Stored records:

%%

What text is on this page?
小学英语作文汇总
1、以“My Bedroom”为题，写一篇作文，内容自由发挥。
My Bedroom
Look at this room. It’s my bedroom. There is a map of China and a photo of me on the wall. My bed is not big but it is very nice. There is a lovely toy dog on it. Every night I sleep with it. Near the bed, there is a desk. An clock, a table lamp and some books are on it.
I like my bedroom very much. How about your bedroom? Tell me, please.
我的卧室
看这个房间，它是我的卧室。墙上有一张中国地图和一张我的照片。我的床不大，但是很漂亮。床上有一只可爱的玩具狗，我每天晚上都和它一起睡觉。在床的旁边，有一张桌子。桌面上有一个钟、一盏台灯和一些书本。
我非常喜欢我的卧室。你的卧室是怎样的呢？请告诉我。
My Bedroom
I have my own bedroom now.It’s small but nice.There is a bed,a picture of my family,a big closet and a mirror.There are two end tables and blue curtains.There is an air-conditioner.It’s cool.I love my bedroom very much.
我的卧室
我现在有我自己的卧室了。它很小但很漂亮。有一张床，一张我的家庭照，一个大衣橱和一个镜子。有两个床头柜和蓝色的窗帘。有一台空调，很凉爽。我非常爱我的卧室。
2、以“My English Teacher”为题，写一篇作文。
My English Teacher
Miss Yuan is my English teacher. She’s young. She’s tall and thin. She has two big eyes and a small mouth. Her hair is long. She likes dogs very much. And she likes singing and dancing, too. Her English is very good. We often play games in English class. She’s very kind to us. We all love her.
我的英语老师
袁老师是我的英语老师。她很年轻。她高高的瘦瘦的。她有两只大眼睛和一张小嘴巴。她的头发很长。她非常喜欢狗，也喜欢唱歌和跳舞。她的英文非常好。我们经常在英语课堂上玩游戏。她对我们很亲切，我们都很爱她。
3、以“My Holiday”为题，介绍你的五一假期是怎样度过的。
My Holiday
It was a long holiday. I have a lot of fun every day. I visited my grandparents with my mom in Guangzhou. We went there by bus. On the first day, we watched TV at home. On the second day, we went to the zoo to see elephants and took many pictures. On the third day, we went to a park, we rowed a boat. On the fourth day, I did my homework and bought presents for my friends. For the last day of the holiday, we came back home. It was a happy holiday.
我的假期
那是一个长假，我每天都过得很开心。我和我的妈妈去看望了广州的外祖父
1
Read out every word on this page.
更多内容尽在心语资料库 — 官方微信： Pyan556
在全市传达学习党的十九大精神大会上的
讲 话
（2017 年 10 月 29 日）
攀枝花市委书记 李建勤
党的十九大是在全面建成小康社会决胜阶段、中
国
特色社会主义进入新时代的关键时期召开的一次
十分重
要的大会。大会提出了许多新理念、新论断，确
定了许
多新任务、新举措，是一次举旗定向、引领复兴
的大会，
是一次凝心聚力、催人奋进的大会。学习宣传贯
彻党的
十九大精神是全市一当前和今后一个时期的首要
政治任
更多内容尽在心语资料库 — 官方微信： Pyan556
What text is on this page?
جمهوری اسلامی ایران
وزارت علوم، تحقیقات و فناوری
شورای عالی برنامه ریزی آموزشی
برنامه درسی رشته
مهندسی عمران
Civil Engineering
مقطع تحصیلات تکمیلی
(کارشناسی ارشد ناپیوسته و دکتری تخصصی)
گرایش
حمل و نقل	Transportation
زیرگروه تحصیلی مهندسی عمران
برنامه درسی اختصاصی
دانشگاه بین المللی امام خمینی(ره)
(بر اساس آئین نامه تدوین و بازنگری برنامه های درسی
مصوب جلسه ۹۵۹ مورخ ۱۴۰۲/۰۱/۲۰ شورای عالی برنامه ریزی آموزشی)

%%

### Work required
Your task is to retype all the records above with nothing left out.

### Task solution
What text is on this page?
小学英语作文汇总
1、以“My Bedroom”为题，写一篇作文，内容自由发挥。
My Bedroom
Look at this room. It’s my bedroom. There is a map of China and a photo of me on the wall. My bed is not big but it is very nice. There is a lovely toy dog on it. Every night I sleep with it. Near the bed, there is a desk. An clock, a table lamp and some books are on it.
I like my bedroom very much. How about your bedroom? Tell me, please.
我的卧室
看这个房间，它是我的卧室。墙上有一张中国地图和一张我的照片。我的床不大，但是很漂亮。床上有一只可爱的玩具狗，我每天晚上都和它一起睡觉。在床的旁边，有一张桌子。桌面上有一个钟、一盏台灯和一些书本。
我非常喜欢我的卧室。你的卧室是怎样的呢？请告诉我。
My Bedroom
I have my own bedroom now.It’s small but nice.There is a bed,a picture of my family,a big closet and a mirror.There are two end tables and blue curtains.There is an air-conditioner.It’s cool.I love my bedroom very much.
我的卧室
我现在有我自己的卧室了。它很小但很漂亮。有一张床，一张我的家庭照，一个大衣橱和一个镜子。有两个床头柜和蓝色的窗帘。有一台空调，很凉爽。我非常爱我的卧室。
2、以“My English Teacher”为题，写一篇作文。
My English Teacher
Miss Yuan is my English teacher. She’s young. She’s tall and thin. She has two big eyes and a small mouth. Her hair is long. She likes dogs very much. And she likes singing and dancing, too. Her English is very good. We often play games in English class. She’s very kind to us. We all love her.
我的英语老师
袁老师是我的英语老师。她很年轻。她高高的瘦瘦的。她有两只大眼睛和一张小嘴巴。她的头发很长。她非常喜欢狗，也喜欢唱歌和跳舞。她的英文非常好。我们经常在英语课堂上玩游戏。她对我们很亲切，我们都很爱她。
3、以“My Holiday”为题，介绍你的五一假期是怎样度过的。
My Holiday
It was a long holiday. I have a lot of fun every day. I visited my grandparents with my mom in Guangzhou. We went there by bus. On the first day, we watched TV at home. On the second day, we went to the zoo to see elephants and took many pictures. On the third day, we went to a park, we rowed a boat. On the fourth day, I did my homework and bought presents for my friends. For the last day of the holiday, we came back home. It was a happy holiday.
我的假期
那是一个长假，我每天都过得很开心。我和我的妈妈去看望了广州的外祖父
1
Read out every word on this page.
更多内容尽在心语资料库 — 官方微信： Pyan556
在全市传达学习党的十九大精神大会上的
讲 话
（2017 年 10 月 29 日）
攀枝花市委书记 李建勤
党的十九大是在全面建成小康社会决胜阶段、中
国
特色社会主义进入新时代的关键时期召开的一次
十分重
要的大会。大会提出了许多新理念、新论断，确
定了许
多新任务、新举措，是一次举旗定向、引领复兴
的大会，
是一次凝心聚力、催人奋进的大会。学习宣传贯
彻党的
十九大精神是全市一当前和今后一个时期的首要
政治任
更多内容尽在心语资料库 — 官方微信： Pyan556
What text is on this page?
جمهوری اسلامی ایران
وزارت علوم، تحقیقات و فناوری
شورای عالی برنامه ریزی آموزشی
برنامه درسی رشته
مهندسی عمران
Civil Engineering
مقطع تحصیلات تکمیلی
(کارشناسی ارشد ناپیوسته و دکتری تخصصی)
گرایش
حمل و نقل	Transportation
زیرگروه تحصیلی مهندسی عمران
برنامه درسی اختصاصی
دانشگاه بین المللی امام خمینی(ره)
(بر اساس آئین نامه تدوین و بازنگری برنامه های درسی
مصوب جلسه ۹۵۹ مورخ ۱۴۰۲/۰۱/۲۰ شورای عالی برنامه ریزی آموزشی)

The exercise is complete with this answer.